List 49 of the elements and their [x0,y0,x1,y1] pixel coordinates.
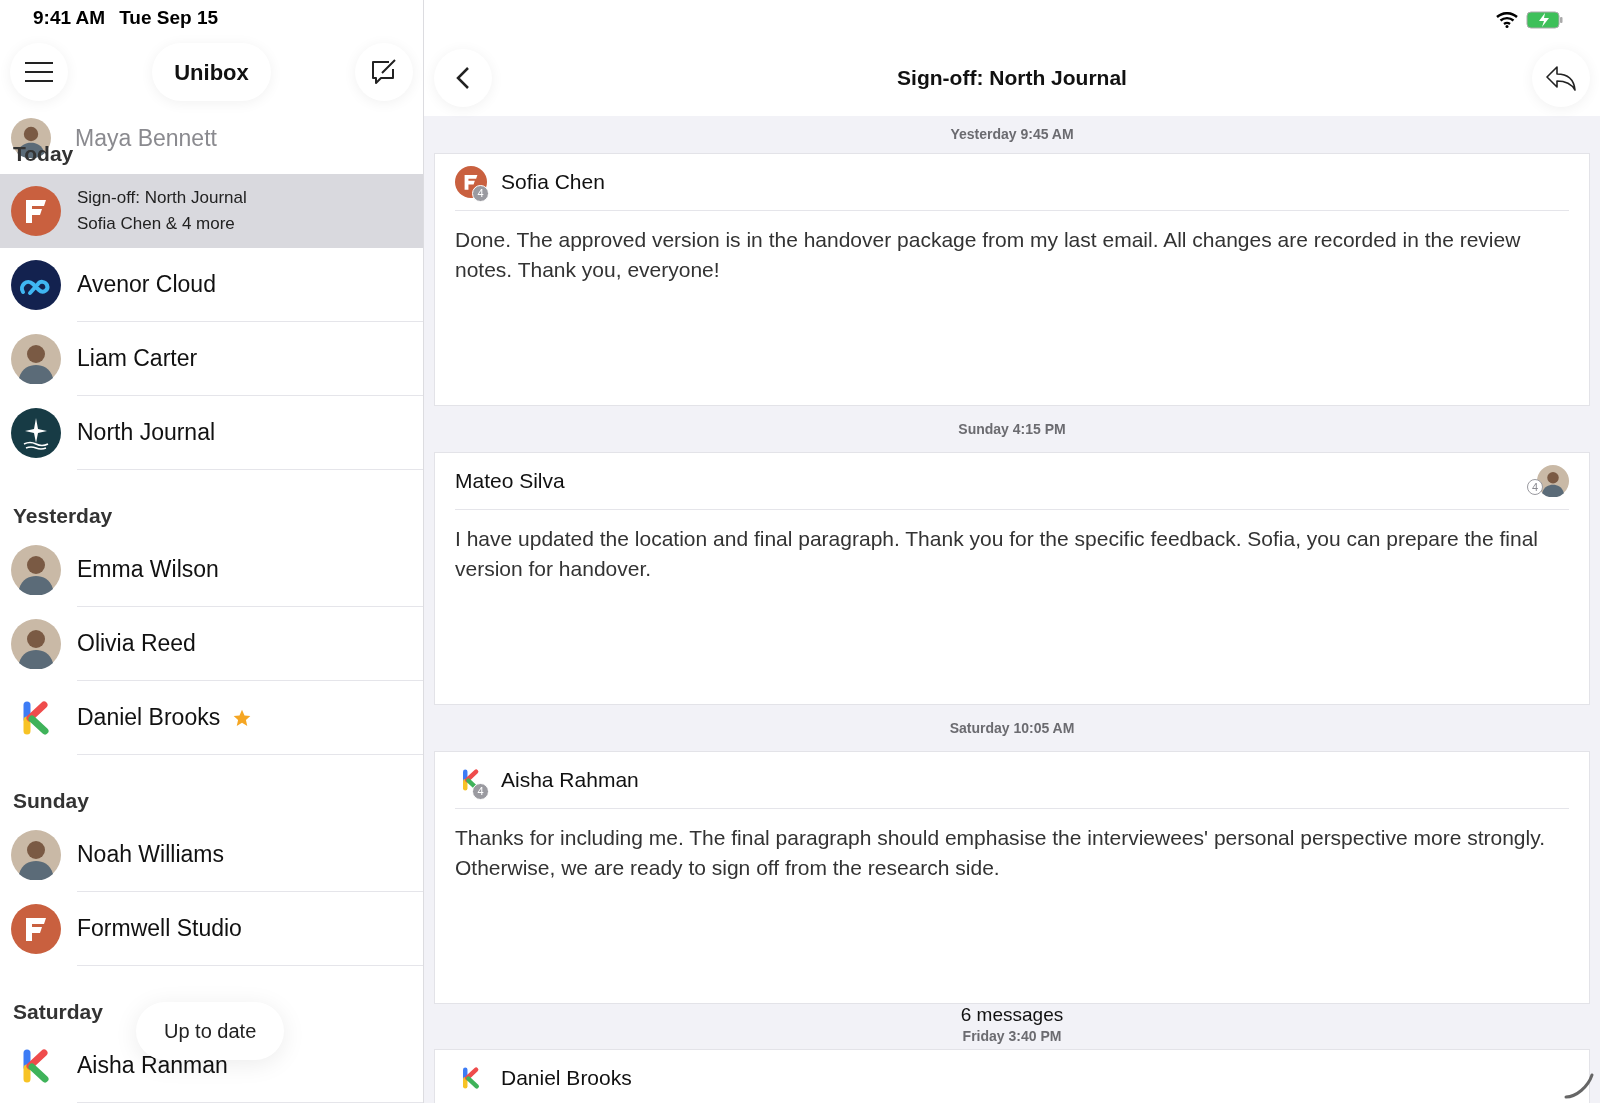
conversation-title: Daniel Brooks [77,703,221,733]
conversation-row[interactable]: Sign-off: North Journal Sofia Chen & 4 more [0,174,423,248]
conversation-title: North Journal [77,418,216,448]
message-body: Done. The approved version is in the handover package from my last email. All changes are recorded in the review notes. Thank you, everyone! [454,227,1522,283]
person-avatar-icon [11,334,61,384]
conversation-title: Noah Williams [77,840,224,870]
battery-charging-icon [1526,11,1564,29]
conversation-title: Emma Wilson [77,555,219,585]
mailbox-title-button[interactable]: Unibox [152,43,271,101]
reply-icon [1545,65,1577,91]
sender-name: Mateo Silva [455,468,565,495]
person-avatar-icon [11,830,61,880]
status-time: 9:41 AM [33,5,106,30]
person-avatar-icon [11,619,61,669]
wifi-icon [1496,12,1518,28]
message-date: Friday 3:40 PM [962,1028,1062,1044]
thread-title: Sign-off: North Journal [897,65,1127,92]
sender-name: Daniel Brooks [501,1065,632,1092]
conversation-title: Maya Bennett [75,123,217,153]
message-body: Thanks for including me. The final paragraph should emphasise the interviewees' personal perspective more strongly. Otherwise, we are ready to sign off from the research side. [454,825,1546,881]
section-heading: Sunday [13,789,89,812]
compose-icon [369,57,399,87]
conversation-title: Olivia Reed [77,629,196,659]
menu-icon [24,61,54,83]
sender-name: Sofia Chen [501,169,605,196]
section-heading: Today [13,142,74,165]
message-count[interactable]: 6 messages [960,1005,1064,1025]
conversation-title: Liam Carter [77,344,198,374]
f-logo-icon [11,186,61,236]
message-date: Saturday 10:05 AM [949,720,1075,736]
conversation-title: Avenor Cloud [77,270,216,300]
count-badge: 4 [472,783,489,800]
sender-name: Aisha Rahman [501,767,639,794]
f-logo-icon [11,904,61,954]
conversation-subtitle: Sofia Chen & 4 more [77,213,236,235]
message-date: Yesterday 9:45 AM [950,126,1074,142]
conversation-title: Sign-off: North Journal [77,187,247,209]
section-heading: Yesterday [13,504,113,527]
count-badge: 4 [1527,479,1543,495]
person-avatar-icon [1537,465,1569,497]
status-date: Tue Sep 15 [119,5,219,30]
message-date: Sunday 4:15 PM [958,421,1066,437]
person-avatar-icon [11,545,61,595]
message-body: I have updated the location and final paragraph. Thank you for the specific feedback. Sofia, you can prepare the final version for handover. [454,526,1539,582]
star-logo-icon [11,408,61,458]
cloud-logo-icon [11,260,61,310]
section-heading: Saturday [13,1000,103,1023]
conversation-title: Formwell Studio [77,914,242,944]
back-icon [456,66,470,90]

.....

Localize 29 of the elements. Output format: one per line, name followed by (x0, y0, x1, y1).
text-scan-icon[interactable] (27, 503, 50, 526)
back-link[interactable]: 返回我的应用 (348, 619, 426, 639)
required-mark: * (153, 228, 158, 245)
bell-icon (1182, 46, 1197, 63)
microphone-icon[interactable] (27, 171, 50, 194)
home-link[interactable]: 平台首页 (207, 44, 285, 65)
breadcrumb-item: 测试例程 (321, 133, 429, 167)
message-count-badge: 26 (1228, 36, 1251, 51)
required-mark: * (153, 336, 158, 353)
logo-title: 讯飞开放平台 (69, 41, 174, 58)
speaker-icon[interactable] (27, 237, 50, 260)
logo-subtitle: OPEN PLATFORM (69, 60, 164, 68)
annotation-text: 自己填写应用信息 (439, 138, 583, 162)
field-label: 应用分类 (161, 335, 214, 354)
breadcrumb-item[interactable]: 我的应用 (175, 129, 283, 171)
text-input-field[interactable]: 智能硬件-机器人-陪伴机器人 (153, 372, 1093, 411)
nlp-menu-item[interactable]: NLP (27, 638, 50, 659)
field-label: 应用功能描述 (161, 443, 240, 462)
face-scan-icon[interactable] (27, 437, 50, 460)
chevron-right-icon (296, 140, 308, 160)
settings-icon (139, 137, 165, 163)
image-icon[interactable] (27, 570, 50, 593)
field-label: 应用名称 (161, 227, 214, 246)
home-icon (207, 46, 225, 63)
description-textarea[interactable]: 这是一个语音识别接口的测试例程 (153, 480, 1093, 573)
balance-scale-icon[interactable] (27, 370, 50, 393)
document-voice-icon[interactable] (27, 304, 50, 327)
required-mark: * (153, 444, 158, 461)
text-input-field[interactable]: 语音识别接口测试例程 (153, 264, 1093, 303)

.....

### Problem to work on:
Rename "North Journal" to "South Journal" in the stretch from the line containing "conversation-title: Daniel Brooks" through the line containing "compose-icon [369,57,399,87]". Give back only those lines, with nothing else changed.

### Response to this exercise:
conversation-title: Daniel Brooks [77,703,221,733]
conversation-row[interactable]: Sign-off: South Journal Sofia Chen & 4 more [0,174,423,248]
conversation-title: South Journal [77,418,216,448]
message-body: Done. The approved version is in the handover package from my last email. All changes are recorded in the review notes. Thank you, everyone! [454,227,1522,283]
person-avatar-icon [11,334,61,384]
conversation-title: Noah Williams [77,840,224,870]
battery-charging-icon [1526,11,1564,29]
conversation-title: Emma Wilson [77,555,219,585]
mailbox-title-button[interactable]: Unibox [152,43,271,101]
reply-icon [1545,65,1577,91]
sender-name: Mateo Silva [455,468,565,495]
person-avatar-icon [11,830,61,880]
status-time: 9:41 AM [33,5,106,30]
person-avatar-icon [11,619,61,669]
wifi-icon [1496,12,1518,28]
message-date: Friday 3:40 PM [962,1028,1062,1044]
thread-title: Sign-off: South Journal [897,65,1127,92]
sender-name: Daniel Brooks [501,1065,632,1092]
conversation-title: Maya Bennett [75,123,217,153]
message-body: Thanks for including me. The final paragraph should emphasise the interviewees' personal perspective more strongly. Otherwise, we are ready to sign off from the research side. [454,825,1546,881]
section-heading: Sunday [13,789,89,812]
compose-icon [369,57,399,87]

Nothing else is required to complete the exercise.